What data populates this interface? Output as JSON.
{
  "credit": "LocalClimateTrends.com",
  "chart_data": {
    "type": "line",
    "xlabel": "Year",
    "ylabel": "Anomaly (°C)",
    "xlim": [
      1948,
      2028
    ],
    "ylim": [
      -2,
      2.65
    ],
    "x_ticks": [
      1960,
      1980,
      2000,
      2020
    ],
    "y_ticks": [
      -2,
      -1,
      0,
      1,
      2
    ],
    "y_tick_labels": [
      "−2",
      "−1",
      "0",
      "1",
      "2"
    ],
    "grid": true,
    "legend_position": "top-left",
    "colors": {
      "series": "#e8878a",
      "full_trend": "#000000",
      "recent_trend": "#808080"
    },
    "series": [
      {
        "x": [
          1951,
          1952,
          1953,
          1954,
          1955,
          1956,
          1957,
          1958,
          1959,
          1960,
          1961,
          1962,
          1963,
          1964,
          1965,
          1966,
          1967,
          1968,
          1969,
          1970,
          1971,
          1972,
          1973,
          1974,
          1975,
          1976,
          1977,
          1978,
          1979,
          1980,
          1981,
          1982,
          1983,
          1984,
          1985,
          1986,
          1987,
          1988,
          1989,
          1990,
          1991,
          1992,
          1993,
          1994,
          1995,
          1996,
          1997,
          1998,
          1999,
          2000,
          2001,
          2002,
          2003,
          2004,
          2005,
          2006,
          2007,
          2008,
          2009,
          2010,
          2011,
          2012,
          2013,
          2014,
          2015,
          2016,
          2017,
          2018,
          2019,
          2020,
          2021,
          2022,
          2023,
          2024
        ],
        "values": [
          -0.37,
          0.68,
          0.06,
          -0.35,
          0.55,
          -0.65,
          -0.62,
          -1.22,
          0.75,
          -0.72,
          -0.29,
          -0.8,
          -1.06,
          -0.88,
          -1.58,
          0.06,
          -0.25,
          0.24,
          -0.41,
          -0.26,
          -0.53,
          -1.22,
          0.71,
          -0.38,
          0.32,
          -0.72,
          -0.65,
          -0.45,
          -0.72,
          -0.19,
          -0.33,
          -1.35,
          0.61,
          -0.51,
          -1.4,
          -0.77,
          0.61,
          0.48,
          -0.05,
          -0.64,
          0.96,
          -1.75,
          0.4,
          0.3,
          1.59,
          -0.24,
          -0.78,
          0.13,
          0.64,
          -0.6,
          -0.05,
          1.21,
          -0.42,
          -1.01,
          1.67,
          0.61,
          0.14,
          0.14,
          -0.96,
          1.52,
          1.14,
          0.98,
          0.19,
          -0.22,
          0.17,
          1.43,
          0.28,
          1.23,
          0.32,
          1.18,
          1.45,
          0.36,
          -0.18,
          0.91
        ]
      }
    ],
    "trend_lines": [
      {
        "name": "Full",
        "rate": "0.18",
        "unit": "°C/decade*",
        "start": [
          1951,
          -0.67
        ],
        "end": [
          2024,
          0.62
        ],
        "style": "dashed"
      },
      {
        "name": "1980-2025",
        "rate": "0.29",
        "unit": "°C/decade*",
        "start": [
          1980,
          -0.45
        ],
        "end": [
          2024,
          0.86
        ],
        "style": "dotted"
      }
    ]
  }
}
----------
→ **PROBLEM TO SOLVE**:
All of the records must be repeated exactly.

→ **WRITTEN RESPONSE**:
What data populates this interface? Output as JSON.
{
  "credit": "LocalClimateTrends.com",
  "chart_data": {
    "type": "line",
    "xlabel": "Year",
    "ylabel": "Anomaly (°C)",
    "xlim": [
      1948,
      2028
    ],
    "ylim": [
      -2,
      2.65
    ],
    "x_ticks": [
      1960,
      1980,
      2000,
      2020
    ],
    "y_ticks": [
      -2,
      -1,
      0,
      1,
      2
    ],
    "y_tick_labels": [
      "−2",
      "−1",
      "0",
      "1",
      "2"
    ],
    "grid": true,
    "legend_position": "top-left",
    "colors": {
      "series": "#e8878a",
      "full_trend": "#000000",
      "recent_trend": "#808080"
    },
    "series": [
      {
        "x": [
          1951,
          1952,
          1953,
          1954,
          1955,
          1956,
          1957,
          1958,
          1959,
          1960,
          1961,
          1962,
          1963,
          1964,
          1965,
          1966,
          1967,
          1968,
          1969,
          1970,
          1971,
          1972,
          1973,
          1974,
          1975,
          1976,
          1977,
          1978,
          1979,
          1980,
          1981,
          1982,
          1983,
          1984,
          1985,
          1986,
          1987,
          1988,
          1989,
          1990,
          1991,
          1992,
          1993,
          1994,
          1995,
          1996,
          1997,
          1998,
          1999,
          2000,
          2001,
          2002,
          2003,
          2004,
          2005,
          2006,
          2007,
          2008,
          2009,
          2010,
          2011,
          2012,
          2013,
          2014,
          2015,
          2016,
          2017,
          2018,
          2019,
          2020,
          2021,
          2022,
          2023,
          2024
        ],
        "values": [
          -0.37,
          0.68,
          0.06,
          -0.35,
          0.55,
          -0.65,
          -0.62,
          -1.22,
          0.75,
          -0.72,
          -0.29,
          -0.8,
          -1.06,
          -0.88,
          -1.58,
          0.06,
          -0.25,
          0.24,
          -0.41,
          -0.26,
          -0.53,
          -1.22,
          0.71,
          -0.38,
          0.32,
          -0.72,
          -0.65,
          -0.45,
          -0.72,
          -0.19,
          -0.33,
          -1.35,
          0.61,
          -0.51,
          -1.4,
          -0.77,
          0.61,
          0.48,
          -0.05,
          -0.64,
          0.96,
          -1.75,
          0.4,
          0.3,
          1.59,
          -0.24,
          -0.78,
          0.13,
          0.64,
          -0.6,
          -0.05,
          1.21,
          -0.42,
          -1.01,
          1.67,
          0.61,
          0.14,
          0.14,
          -0.96,
          1.52,
          1.14,
          0.98,
          0.19,
          -0.22,
          0.17,
          1.43,
          0.28,
          1.23,
          0.32,
          1.18,
          1.45,
          0.36,
          -0.18,
          0.91
        ]
      }
    ],
    "trend_lines": [
      {
        "name": "Full",
        "rate": "0.18",
        "unit": "°C/decade*",
        "start": [
          1951,
          -0.67
        ],
        "end": [
          2024,
          0.62
        ],
        "style": "dashed"
      },
      {
        "name": "1980-2025",
        "rate": "0.29",
        "unit": "°C/decade*",
        "start": [
          1980,
          -0.45
        ],
        "end": [
          2024,
          0.86
        ],
        "style": "dotted"
      }
    ]
  }
}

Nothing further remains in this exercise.